◆ Exercise prompt
Examine the records and identify each line that includes the string "политической". Copy those lines.

---- Records shown

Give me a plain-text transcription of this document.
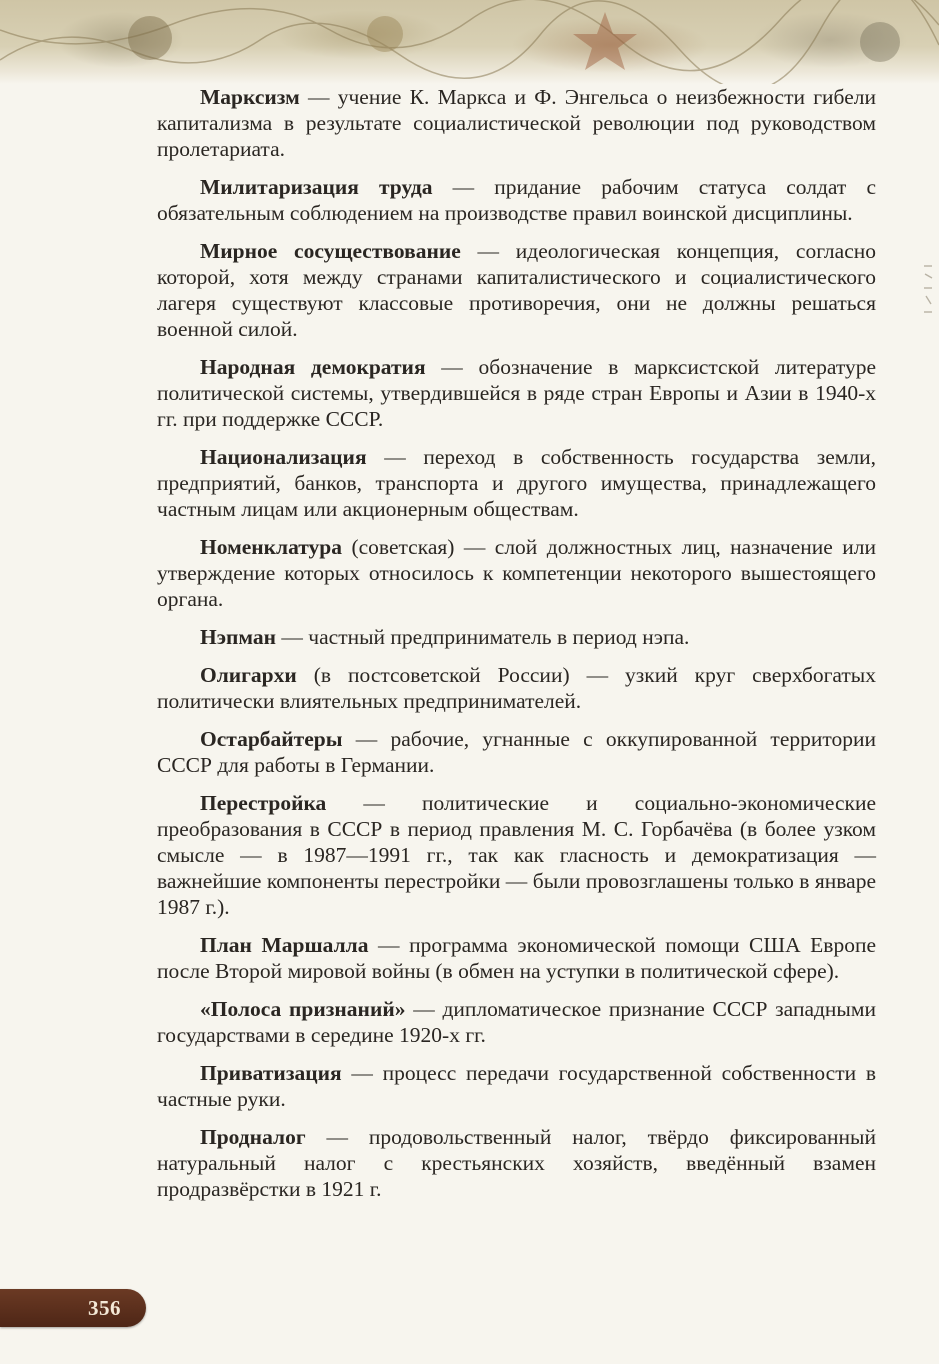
Марксизм — учение К. Маркса и Ф. Энгельса о неизбежности гибели капитализма в результате социалистической революции под руководством пролетариата.

Милитаризация труда — придание рабочим статуса солдат с обязательным соблюдением на производстве правил воинской дисциплины.

Мирное сосуществование — идеологическая концепция, согласно которой, хотя между странами капиталистического и социалистического лагеря существуют классовые противоречия, они не должны решаться военной силой.

Народная демократия — обозначение в марксистской литературе политической системы, утвердившейся в ряде стран Европы и Азии в 1940-х гг. при поддержке СССР.

Национализация — переход в собственность государства земли, предприятий, банков, транспорта и другого имущества, принадлежащего частным лицам или акционерным обществам.

Номенклатура (советская) — слой должностных лиц, назначение или утверждение которых относилось к компетенции некоторого вышестоящего органа.

Нэпман — частный предприниматель в период нэпа.

Олигархи (в постсоветской России) — узкий круг сверхбогатых политически влиятельных предпринимателей.

Остарбайтеры — рабочие, угнанные с оккупированной территории СССР для работы в Германии.

Перестройка — политические и социально-экономические преобразования в СССР в период правления М. С. Горбачёва (в более узком смысле — в 1987—1991 гг., так как гласность и демократизация — важнейшие компоненты перестройки — были провозглашены только в январе 1987 г.).

План Маршалла — программа экономической помощи США Европе после Второй мировой войны (в обмен на уступки в политической сфере).

«Полоса признаний» — дипломатическое признание СССР западными государствами в середине 1920-х гг.

Приватизация — процесс передачи государственной собственности в частные руки.

Продналог — продовольственный налог, твёрдо фиксированный натуральный налог с крестьянских хозяйств, введённый взамен продразвёрстки в 1921 г.

356
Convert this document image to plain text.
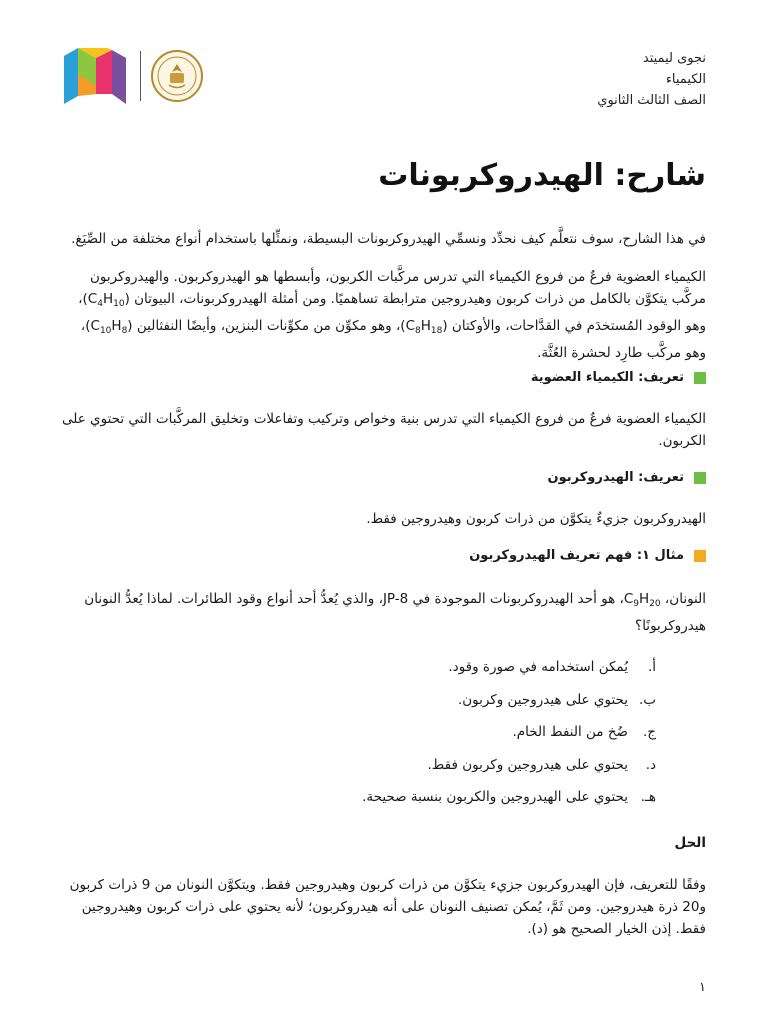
نجوى ليميتد
الكيمياء
الصف الثالث الثانوي
شارح: الهيدروكربونات
في هذا الشارح، سوف نتعلَّم كيف نحدِّد ونسمِّي الهيدروكربونات البسيطة، ونمثِّلها باستخدام أنواع مختلفة من الصِّيَغ.
الكيمياء العضوية فرعٌ من فروع الكيمياء التي تدرس مركَّبات الكربون، وأبسطها هو الهيدروكربون. والهيدروكربون مركَّب يتكوَّن بالكامل من ذرات كربون وهيدروجين مترابطة تساهميًا. ومن أمثلة الهيدروكربونات، البيوتان $(C_4H_{10})،$ وهو الوقود المُستخدَم في القدَّاحات، والأوكتان $(C_8H_{18})،$ وهو مكوِّن من مكوِّنات البنزين، وأيضًا النفثالين $(C_{10}H_8)،$ وهو مركَّب طارِد لحشرة العُثَّة.
تعريف: الكيمياء العضوية
الكيمياء العضوية فرعٌ من فروع الكيمياء التي تدرس بنية وخواص وتركيب وتفاعلات وتخليق المركَّبات التي تحتوي على الكربون.
تعريف: الهيدروكربون
الهيدروكربون جزيءٌ يتكوَّن من ذرات كربون وهيدروجين فقط.
مثال ١: فهم تعريف الهيدروكربون
النونان، $C_9H_{20}،$ هو أحد الهيدروكربونات الموجودة في JP-8، والذي يُعدُّ أحد أنواع وقود الطائرات. لماذا يُعدُّ النونان هيدروكربونًا؟
أ.
يُمكن استخدامه في صورة وقود.
ب.
يحتوي على هيدروجين وكربون.
ج.
ضُخ من النفط الخام.
د.
يحتوي على هيدروجين وكربون فقط.
هـ.
يحتوي على الهيدروجين والكربون بنسبة صحيحة.
الحل
وفقًا للتعريف، فإن الهيدروكربون جزيء يتكوَّن من ذرات كربون وهيدروجين فقط. ويتكوَّن النونان من 9 ذرات كربون و20 ذرة هيدروجين. ومن ثَمَّ، يُمكن تصنيف النونان على أنه هيدروكربون؛ لأنه يحتوي على ذرات كربون وهيدروجين فقط. إذن الخيار الصحيح هو (د).
١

--------

◆ Answer to this problem
Народная демократия — обозначение в марксистской литературе политической системы, утвердившейся в ряде стран Европы и Азии в 1940-х гг. при поддержке СССР.
План Маршалла — программа экономической помощи США Европе после Второй мировой войны (в обмен на уступки в политической сфере).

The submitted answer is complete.